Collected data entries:
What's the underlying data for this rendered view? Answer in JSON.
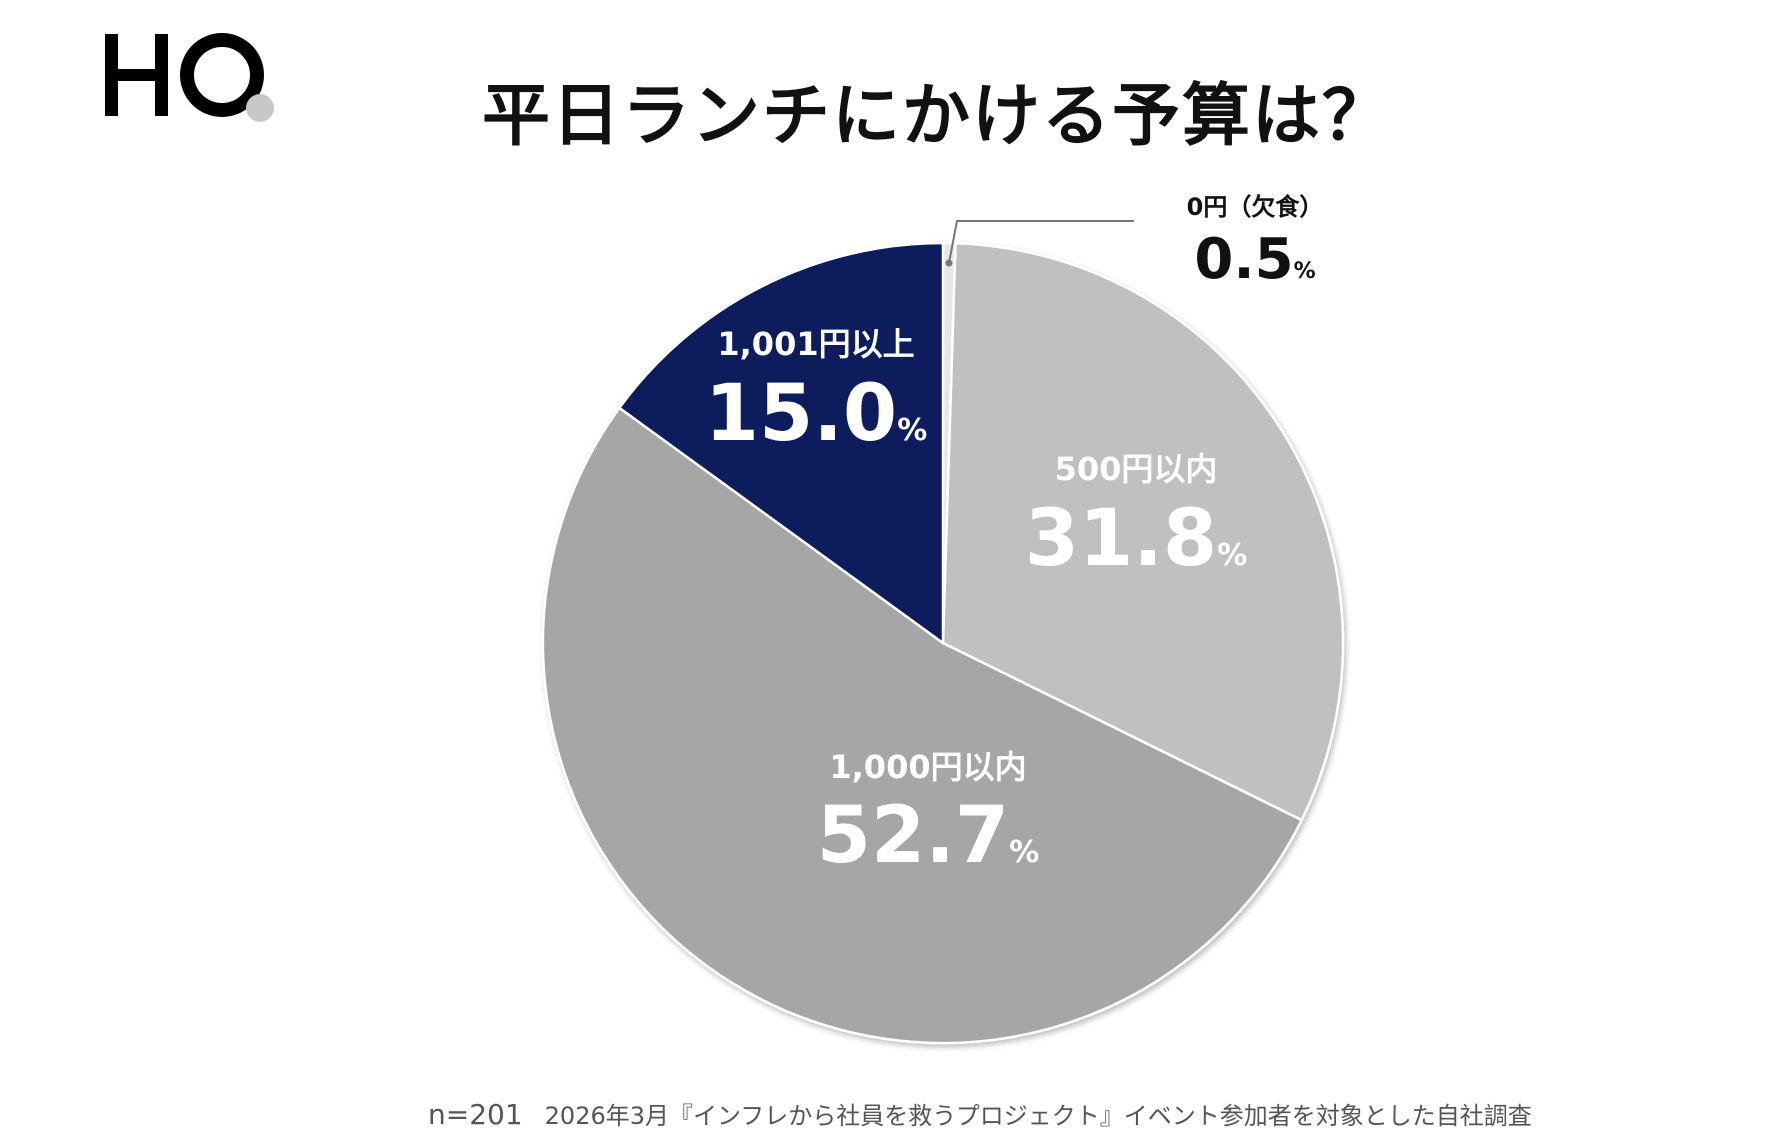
{
  "logo_text": "HQ",
  "title": "平日ランチにかける予算は？",
  "chart_data": {
    "type": "pie",
    "title": "平日ランチにかける予算は？",
    "start": "12 o'clock, clockwise",
    "unit": "%",
    "slices": [
      {
        "label": "0円（欠食）",
        "value": 0.5,
        "display": "0.5",
        "color": "#e6e6e6",
        "label_color": "#111111"
      },
      {
        "label": "500円以内",
        "value": 31.8,
        "display": "31.8",
        "color": "#c0c0c0",
        "label_color": "#ffffff"
      },
      {
        "label": "1,000円以内",
        "value": 52.7,
        "display": "52.7",
        "color": "#a6a6a6",
        "label_color": "#ffffff"
      },
      {
        "label": "1,001円以上",
        "value": 15.0,
        "display": "15.0",
        "color": "#0b1f5c",
        "label_color": "#ffffff"
      }
    ]
  },
  "footer": {
    "sample": "n=201",
    "note": "2026年3月『インフレから社員を救うプロジェクト』イベント参加者を対象とした自社調査"
  }
}
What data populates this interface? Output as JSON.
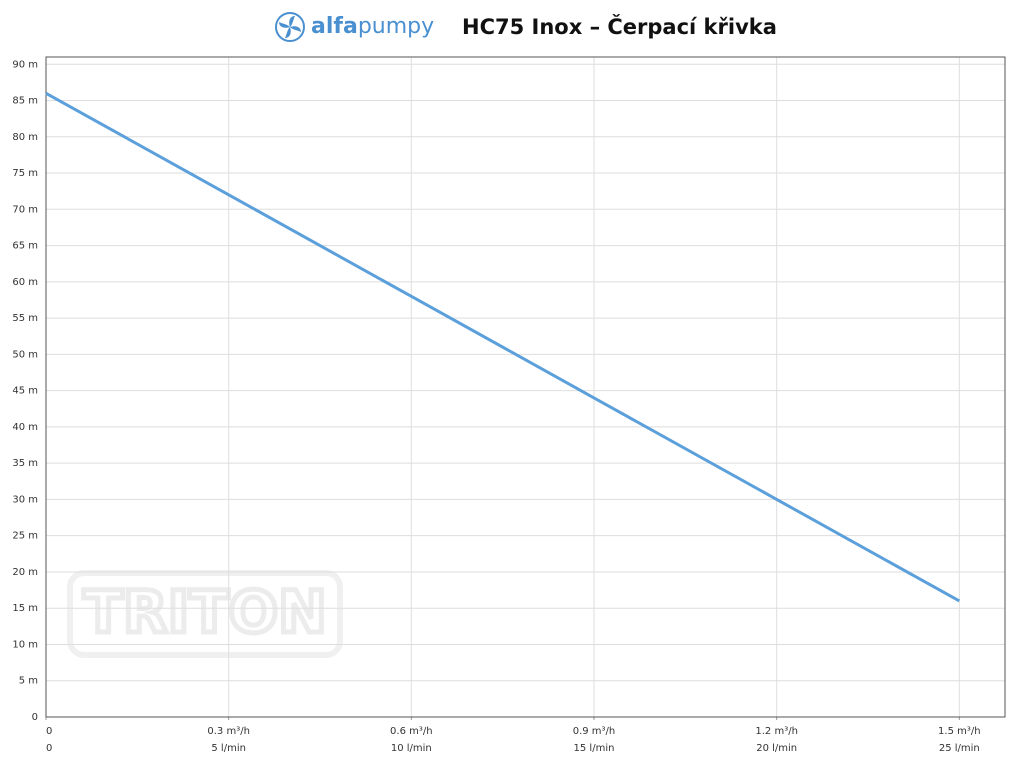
{
  "chart_data": {
    "type": "line",
    "logo": [
      "alfa",
      "pumpy"
    ],
    "title": "HC75 Inox – Čerpací křivka",
    "watermark": "TRITON",
    "x": [
      0,
      0.3,
      0.6,
      0.9,
      1.2,
      1.5
    ],
    "series": [
      {
        "color": "#5b9fdb",
        "values": [
          86,
          72,
          58,
          44,
          30,
          16
        ]
      }
    ],
    "xlim": [
      0,
      1.575
    ],
    "xticks": [
      0,
      {
        "value": 0.3,
        "label": "0.3 m³/h"
      },
      {
        "value": 0.6,
        "label": "0.6 m³/h"
      },
      {
        "value": 0.9,
        "label": "0.9 m³/h"
      },
      {
        "value": 1.2,
        "label": "1.2 m³/h"
      },
      {
        "value": 1.5,
        "label": "1.5 m³/h"
      }
    ],
    "x2lim": [
      0,
      26.25
    ],
    "x2ticks": [
      0,
      {
        "value": 5,
        "label": "5 l/min"
      },
      {
        "value": 10,
        "label": "10 l/min"
      },
      {
        "value": 15,
        "label": "15 l/min"
      },
      {
        "value": 20,
        "label": "20 l/min"
      },
      {
        "value": 25,
        "label": "25 l/min"
      }
    ],
    "ylim": [
      0,
      91
    ],
    "yticks": [
      0,
      {
        "value": 5,
        "label": "5 m"
      },
      {
        "value": 10,
        "label": "10 m"
      },
      {
        "value": 15,
        "label": "15 m"
      },
      {
        "value": 20,
        "label": "20 m"
      },
      {
        "value": 25,
        "label": "25 m"
      },
      {
        "value": 30,
        "label": "30 m"
      },
      {
        "value": 35,
        "label": "35 m"
      },
      {
        "value": 40,
        "label": "40 m"
      },
      {
        "value": 45,
        "label": "45 m"
      },
      {
        "value": 50,
        "label": "50 m"
      },
      {
        "value": 55,
        "label": "55 m"
      },
      {
        "value": 60,
        "label": "60 m"
      },
      {
        "value": 65,
        "label": "65 m"
      },
      {
        "value": 70,
        "label": "70 m"
      },
      {
        "value": 75,
        "label": "75 m"
      },
      {
        "value": 80,
        "label": "80 m"
      },
      {
        "value": 85,
        "label": "85 m"
      },
      {
        "value": 90,
        "label": "90 m"
      }
    ],
    "grid": true
  }
}
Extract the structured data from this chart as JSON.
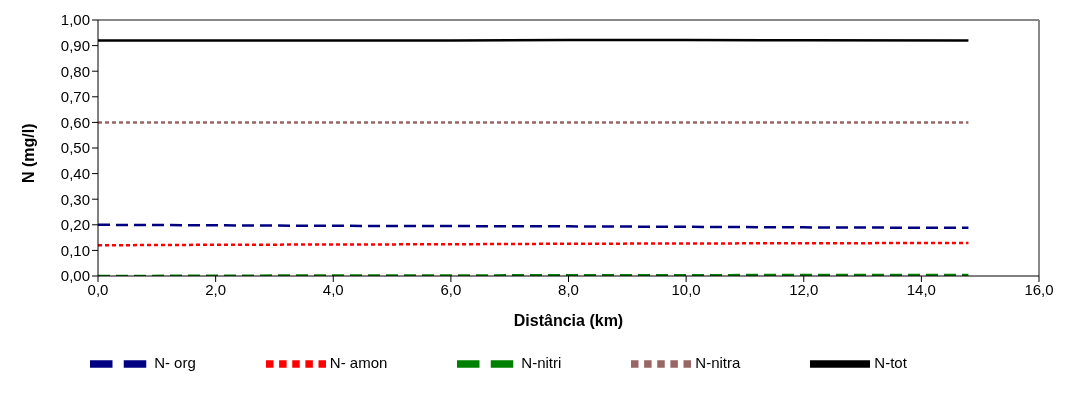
{
  "chart_data": {
    "type": "line",
    "xlabel": "Distância (km)",
    "ylabel": "N (mg/l)",
    "x": [
      0,
      2,
      4,
      6,
      8,
      10,
      12,
      14.8
    ],
    "series": [
      {
        "name": "N- org",
        "color": "#000080",
        "line_style": "dashed",
        "values": [
          0.2,
          0.198,
          0.196,
          0.195,
          0.194,
          0.192,
          0.19,
          0.188
        ]
      },
      {
        "name": "N- amon",
        "color": "#ff0000",
        "line_style": "dotted",
        "values": [
          0.12,
          0.122,
          0.123,
          0.124,
          0.126,
          0.127,
          0.128,
          0.129
        ]
      },
      {
        "name": "N-nitri",
        "color": "#008000",
        "line_style": "dashed",
        "values": [
          0.0,
          0.001,
          0.002,
          0.002,
          0.003,
          0.003,
          0.004,
          0.004
        ]
      },
      {
        "name": "N-nitra",
        "color": "#996666",
        "line_style": "dotted",
        "values": [
          0.6,
          0.6,
          0.6,
          0.6,
          0.6,
          0.6,
          0.6,
          0.6
        ]
      },
      {
        "name": "N-tot",
        "color": "#000000",
        "line_style": "solid",
        "values": [
          0.92,
          0.92,
          0.92,
          0.92,
          0.922,
          0.922,
          0.921,
          0.92
        ]
      }
    ],
    "xlim": [
      0,
      16
    ],
    "xticks": [
      {
        "value": 0,
        "label": "0,0"
      },
      {
        "value": 2,
        "label": "2,0"
      },
      {
        "value": 4,
        "label": "4,0"
      },
      {
        "value": 6,
        "label": "6,0"
      },
      {
        "value": 8,
        "label": "8,0"
      },
      {
        "value": 10,
        "label": "10,0"
      },
      {
        "value": 12,
        "label": "12,0"
      },
      {
        "value": 14,
        "label": "14,0"
      },
      {
        "value": 16,
        "label": "16,0"
      }
    ],
    "ylim": [
      0,
      1
    ],
    "yticks": [
      {
        "value": 0,
        "label": "0,00"
      },
      {
        "value": 0.1,
        "label": "0,10"
      },
      {
        "value": 0.2,
        "label": "0,20"
      },
      {
        "value": 0.3,
        "label": "0,30"
      },
      {
        "value": 0.4,
        "label": "0,40"
      },
      {
        "value": 0.5,
        "label": "0,50"
      },
      {
        "value": 0.6,
        "label": "0,60"
      },
      {
        "value": 0.7,
        "label": "0,70"
      },
      {
        "value": 0.8,
        "label": "0,80"
      },
      {
        "value": 0.9,
        "label": "0,90"
      },
      {
        "value": 1,
        "label": "1,00"
      }
    ],
    "grid": false,
    "legend": "bottom",
    "marker": "none"
  }
}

> **Exercise instructions**: Give the number of lines in the data that contain "title", with no other words.

> **Full output**: 3